- [SUPPLIED INFORMATION]

↓↓↓

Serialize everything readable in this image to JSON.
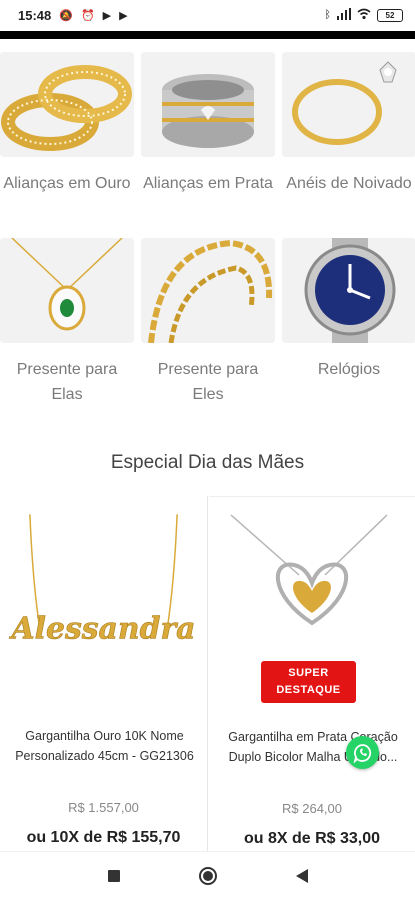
{
  "status_bar": {
    "time": "15:48",
    "battery": "52"
  },
  "categories": [
    {
      "label": "Alianças em Ouro",
      "icon": "gold-rings-image"
    },
    {
      "label": "Alianças em Prata",
      "icon": "silver-rings-image"
    },
    {
      "label": "Anéis de Noivado",
      "icon": "engagement-ring-image"
    },
    {
      "label": "Presente para Elas",
      "icon": "necklace-image"
    },
    {
      "label": "Presente para Eles",
      "icon": "chain-image"
    },
    {
      "label": "Relógios",
      "icon": "watch-image"
    }
  ],
  "section": {
    "title": "Especial Dia das Mães"
  },
  "products": [
    {
      "name": "Gargantilha Ouro 10K Nome Personalizado 45cm - GG21306",
      "pendant_text": "Alessandra",
      "old_price": "R$ 1.557,00",
      "installments": "ou 10X de R$ 155,70"
    },
    {
      "name": "Gargantilha em Prata Coração Duplo Bicolor Malha Us... do...",
      "badge": "SUPER DESTAQUE",
      "old_price": "R$ 264,00",
      "installments": "ou 8X de R$ 33,00"
    }
  ],
  "colors": {
    "badge": "#e31414",
    "whatsapp": "#25d366",
    "gold": "#d9aa3a"
  }
}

↑↑↑

- [PROMPT] What is the number of lines in the listing that include the word "Alianças"? Give that number and nothing else.

- [PROBLEM SOLUTION] 2